WHAT IS BEING ASKED | Using the listing below, please gather every line containing the word "screenshot".

MATERIAL FOR THE TASK |
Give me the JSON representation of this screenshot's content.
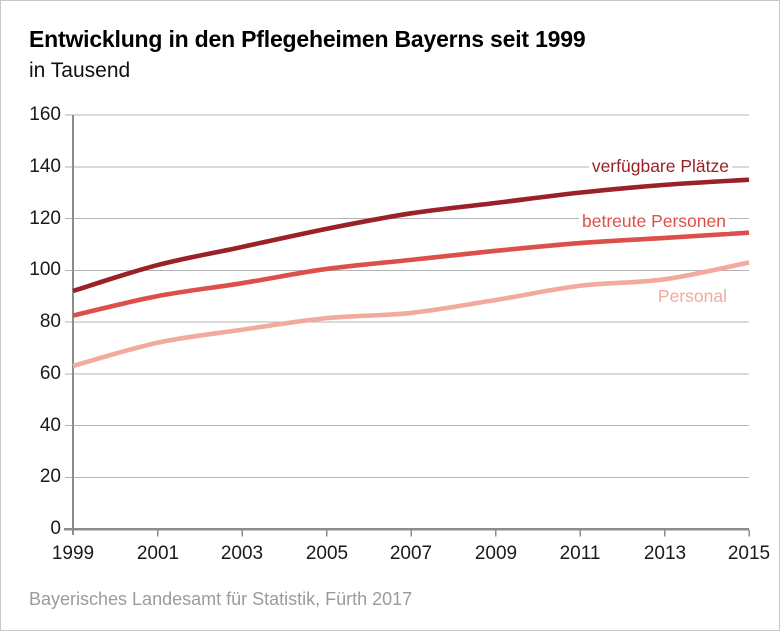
{
  "header": {
    "title": "Entwicklung in den Pflegeheimen Bayerns seit 1999",
    "subtitle": "in Tausend"
  },
  "footer": {
    "source": "Bayerisches Landesamt für Statistik, Fürth 2017"
  },
  "colors": {
    "series_dark_red": "#9a2127",
    "series_red": "#dc4f4a",
    "series_pink": "#f2a99e",
    "gridline": "#b3b3b3",
    "axis": "#8c8c8c",
    "tick": "#8c8c8c",
    "axis_text": "#1a1a1a",
    "source_text": "#9b9b9b",
    "frame_border": "#c8c8c8",
    "background": "#ffffff"
  },
  "chart_data": {
    "type": "line",
    "title": "Entwicklung in den Pflegeheimen Bayerns seit 1999",
    "subtitle": "in Tausend",
    "unit": "Tausend",
    "x": [
      1999,
      2001,
      2003,
      2005,
      2007,
      2009,
      2011,
      2013,
      2015
    ],
    "xtick_labels": [
      "1999",
      "2001",
      "2003",
      "2005",
      "2007",
      "2009",
      "2011",
      "2013",
      "2015"
    ],
    "series": [
      {
        "name": "verfügbare Plätze",
        "color": "#9a2127",
        "values": [
          92,
          102,
          109,
          116,
          122,
          126,
          130,
          133,
          135
        ]
      },
      {
        "name": "betreute Personen",
        "color": "#dc4f4a",
        "values": [
          82.5,
          90,
          95,
          100.5,
          104,
          107.5,
          110.5,
          112.5,
          114.5
        ]
      },
      {
        "name": "Personal",
        "color": "#f2a99e",
        "values": [
          63,
          72,
          77,
          81.5,
          83.5,
          88.5,
          94,
          96.5,
          103
        ]
      }
    ],
    "ylim": [
      0,
      160
    ],
    "ytick_step": 20,
    "grid": "horizontal",
    "legend_position": "inline-right",
    "source": "Bayerisches Landesamt für Statistik, Fürth 2017"
  }
}
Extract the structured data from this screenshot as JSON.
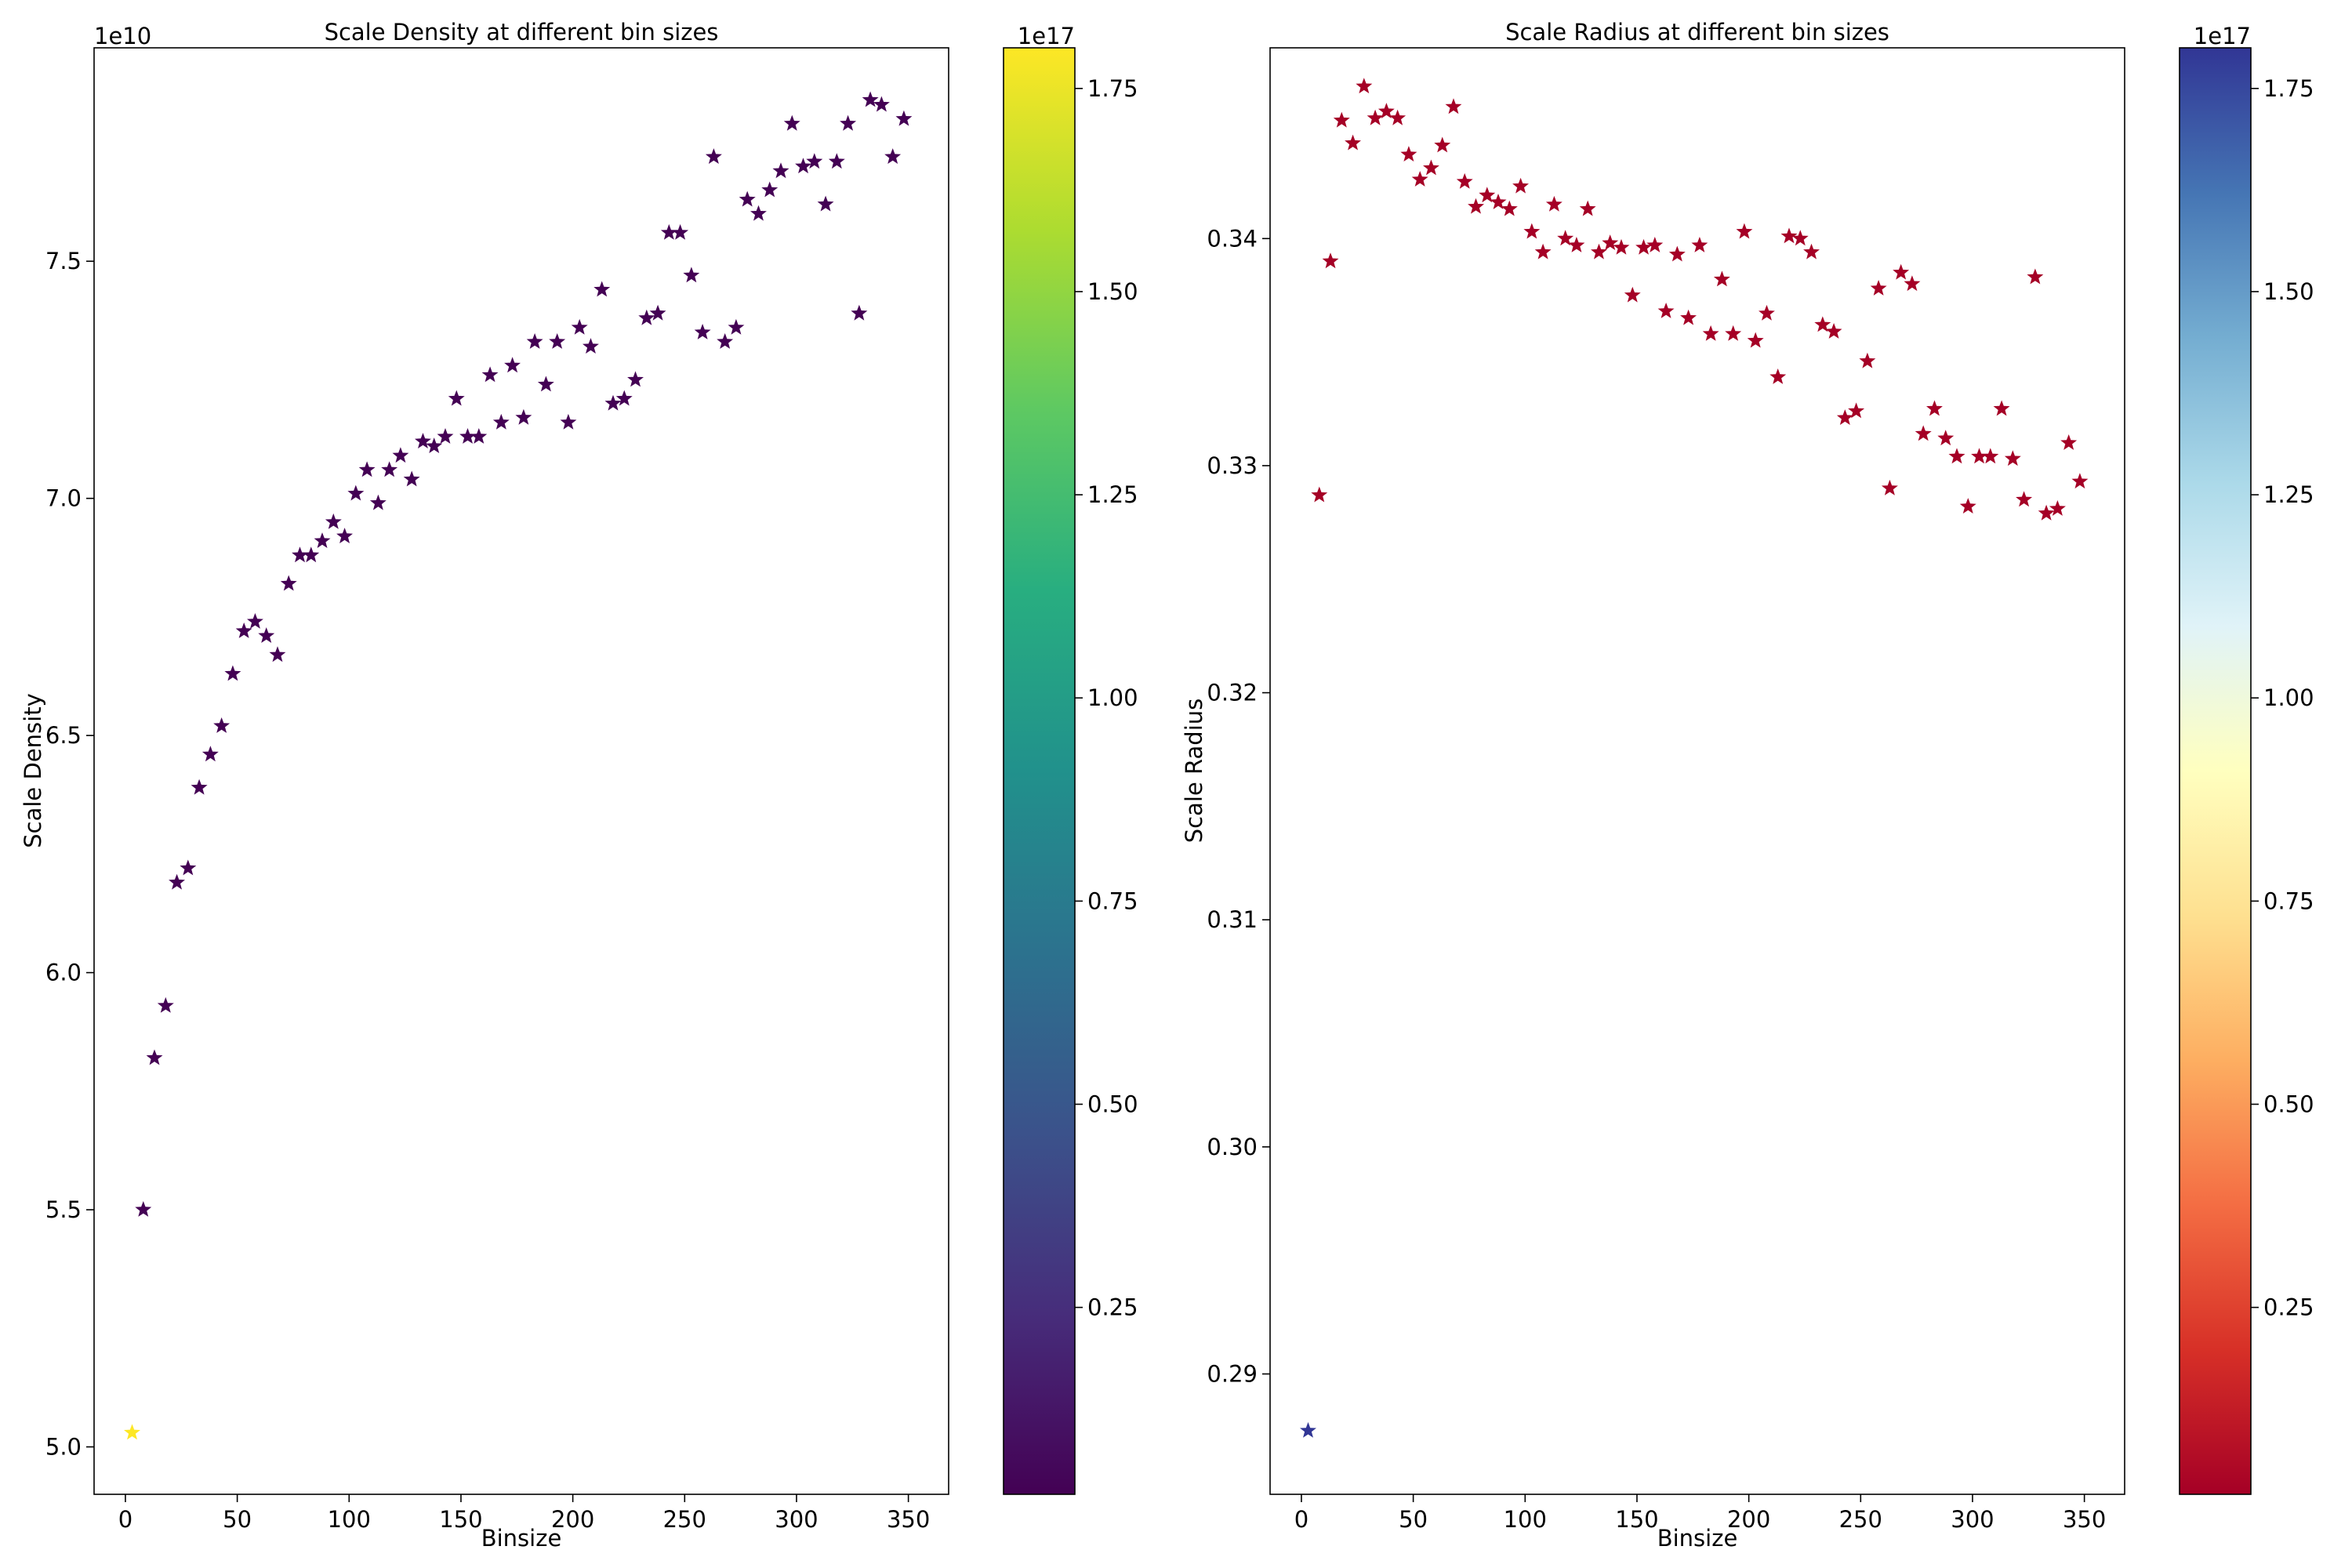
{
  "chart_data": [
    {
      "type": "scatter",
      "title": "Scale Density at different bin sizes",
      "xlabel": "Binsize",
      "ylabel": "Scale Density",
      "y_offset_label": "1e10",
      "xlim": [
        -14,
        368
      ],
      "ylim": [
        4.9,
        7.95
      ],
      "x_ticks": [
        0,
        50,
        100,
        150,
        200,
        250,
        300,
        350
      ],
      "y_ticks": [
        5.0,
        5.5,
        6.0,
        6.5,
        7.0,
        7.5
      ],
      "y_tick_labels": [
        "5.0",
        "5.5",
        "6.0",
        "6.5",
        "7.0",
        "7.5"
      ],
      "marker": "star",
      "colormap": "viridis",
      "colorbar": {
        "offset_label": "1e17",
        "range": [
          0.02,
          1.8
        ],
        "ticks": [
          0.25,
          0.5,
          0.75,
          1.0,
          1.25,
          1.5,
          1.75
        ],
        "tick_labels": [
          "0.25",
          "0.50",
          "0.75",
          "1.00",
          "1.25",
          "1.50",
          "1.75"
        ]
      },
      "x": [
        3,
        8,
        13,
        18,
        23,
        28,
        33,
        38,
        43,
        48,
        53,
        58,
        63,
        68,
        73,
        78,
        83,
        88,
        93,
        98,
        103,
        108,
        113,
        118,
        123,
        128,
        133,
        138,
        143,
        148,
        153,
        158,
        163,
        168,
        173,
        178,
        183,
        188,
        193,
        198,
        203,
        208,
        213,
        218,
        223,
        228,
        233,
        238,
        243,
        248,
        253,
        258,
        263,
        268,
        273,
        278,
        283,
        288,
        293,
        298,
        303,
        308,
        313,
        318,
        323,
        328,
        333,
        338,
        343,
        348
      ],
      "y": [
        5.03,
        5.5,
        5.82,
        5.93,
        6.19,
        6.22,
        6.39,
        6.46,
        6.52,
        6.63,
        6.72,
        6.74,
        6.71,
        6.67,
        6.82,
        6.88,
        6.88,
        6.91,
        6.95,
        6.92,
        7.01,
        7.06,
        6.99,
        7.06,
        7.09,
        7.04,
        7.12,
        7.11,
        7.13,
        7.21,
        7.13,
        7.13,
        7.26,
        7.16,
        7.28,
        7.17,
        7.33,
        7.24,
        7.33,
        7.16,
        7.36,
        7.32,
        7.44,
        7.2,
        7.21,
        7.25,
        7.38,
        7.39,
        7.56,
        7.56,
        7.47,
        7.35,
        7.72,
        7.33,
        7.36,
        7.63,
        7.6,
        7.65,
        7.69,
        7.79,
        7.7,
        7.71,
        7.62,
        7.71,
        7.79,
        7.39,
        7.84,
        7.83,
        7.72,
        7.8
      ],
      "c": [
        1.8,
        0.02,
        0.02,
        0.02,
        0.02,
        0.02,
        0.02,
        0.02,
        0.02,
        0.02,
        0.02,
        0.02,
        0.02,
        0.02,
        0.02,
        0.02,
        0.02,
        0.02,
        0.02,
        0.02,
        0.02,
        0.02,
        0.02,
        0.02,
        0.02,
        0.02,
        0.02,
        0.02,
        0.02,
        0.02,
        0.02,
        0.02,
        0.02,
        0.02,
        0.02,
        0.02,
        0.02,
        0.02,
        0.02,
        0.02,
        0.02,
        0.02,
        0.02,
        0.02,
        0.02,
        0.02,
        0.02,
        0.02,
        0.02,
        0.02,
        0.02,
        0.02,
        0.02,
        0.02,
        0.02,
        0.02,
        0.02,
        0.02,
        0.02,
        0.02,
        0.02,
        0.02,
        0.02,
        0.02,
        0.02,
        0.02,
        0.02,
        0.02,
        0.02,
        0.02
      ]
    },
    {
      "type": "scatter",
      "title": "Scale Radius at different bin sizes",
      "xlabel": "Binsize",
      "ylabel": "Scale Radius",
      "y_offset_label": "",
      "xlim": [
        -14,
        368
      ],
      "ylim": [
        0.2847,
        0.3484
      ],
      "x_ticks": [
        0,
        50,
        100,
        150,
        200,
        250,
        300,
        350
      ],
      "y_ticks": [
        0.29,
        0.3,
        0.31,
        0.32,
        0.33,
        0.34
      ],
      "y_tick_labels": [
        "0.29",
        "0.30",
        "0.31",
        "0.32",
        "0.33",
        "0.34"
      ],
      "marker": "star",
      "colormap": "RdYlBu",
      "colorbar": {
        "offset_label": "1e17",
        "range": [
          0.02,
          1.8
        ],
        "ticks": [
          0.25,
          0.5,
          0.75,
          1.0,
          1.25,
          1.5,
          1.75
        ],
        "tick_labels": [
          "0.25",
          "0.50",
          "0.75",
          "1.00",
          "1.25",
          "1.50",
          "1.75"
        ]
      },
      "x": [
        3,
        8,
        13,
        18,
        23,
        28,
        33,
        38,
        43,
        48,
        53,
        58,
        63,
        68,
        73,
        78,
        83,
        88,
        93,
        98,
        103,
        108,
        113,
        118,
        123,
        128,
        133,
        138,
        143,
        148,
        153,
        158,
        163,
        168,
        173,
        178,
        183,
        188,
        193,
        198,
        203,
        208,
        213,
        218,
        223,
        228,
        233,
        238,
        243,
        248,
        253,
        258,
        263,
        268,
        273,
        278,
        283,
        288,
        293,
        298,
        303,
        308,
        313,
        318,
        323,
        328,
        333,
        338,
        343,
        348
      ],
      "y": [
        0.2875,
        0.3287,
        0.339,
        0.3452,
        0.3442,
        0.3467,
        0.3453,
        0.3456,
        0.3453,
        0.3437,
        0.3426,
        0.3431,
        0.3441,
        0.3458,
        0.3425,
        0.3414,
        0.3419,
        0.3416,
        0.3413,
        0.3423,
        0.3403,
        0.3394,
        0.3415,
        0.34,
        0.3397,
        0.3413,
        0.3394,
        0.3398,
        0.3396,
        0.3375,
        0.3396,
        0.3397,
        0.3368,
        0.3393,
        0.3365,
        0.3397,
        0.3358,
        0.3382,
        0.3358,
        0.3403,
        0.3355,
        0.3367,
        0.3339,
        0.3401,
        0.34,
        0.3394,
        0.3362,
        0.3359,
        0.3321,
        0.3324,
        0.3346,
        0.3378,
        0.329,
        0.3385,
        0.338,
        0.3314,
        0.3325,
        0.3312,
        0.3304,
        0.3282,
        0.3304,
        0.3304,
        0.3325,
        0.3303,
        0.3285,
        0.3383,
        0.3279,
        0.3281,
        0.331,
        0.3293
      ],
      "c": [
        1.8,
        0.02,
        0.02,
        0.02,
        0.02,
        0.02,
        0.02,
        0.02,
        0.02,
        0.02,
        0.02,
        0.02,
        0.02,
        0.02,
        0.02,
        0.02,
        0.02,
        0.02,
        0.02,
        0.02,
        0.02,
        0.02,
        0.02,
        0.02,
        0.02,
        0.02,
        0.02,
        0.02,
        0.02,
        0.02,
        0.02,
        0.02,
        0.02,
        0.02,
        0.02,
        0.02,
        0.02,
        0.02,
        0.02,
        0.02,
        0.02,
        0.02,
        0.02,
        0.02,
        0.02,
        0.02,
        0.02,
        0.02,
        0.02,
        0.02,
        0.02,
        0.02,
        0.02,
        0.02,
        0.02,
        0.02,
        0.02,
        0.02,
        0.02,
        0.02,
        0.02,
        0.02,
        0.02,
        0.02,
        0.02,
        0.02,
        0.02,
        0.02,
        0.02,
        0.02
      ]
    }
  ]
}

ANSWER IN FULL |
Give me the JSON representation of this screenshot's content.
Extract the structured data from this screenshot as JSON.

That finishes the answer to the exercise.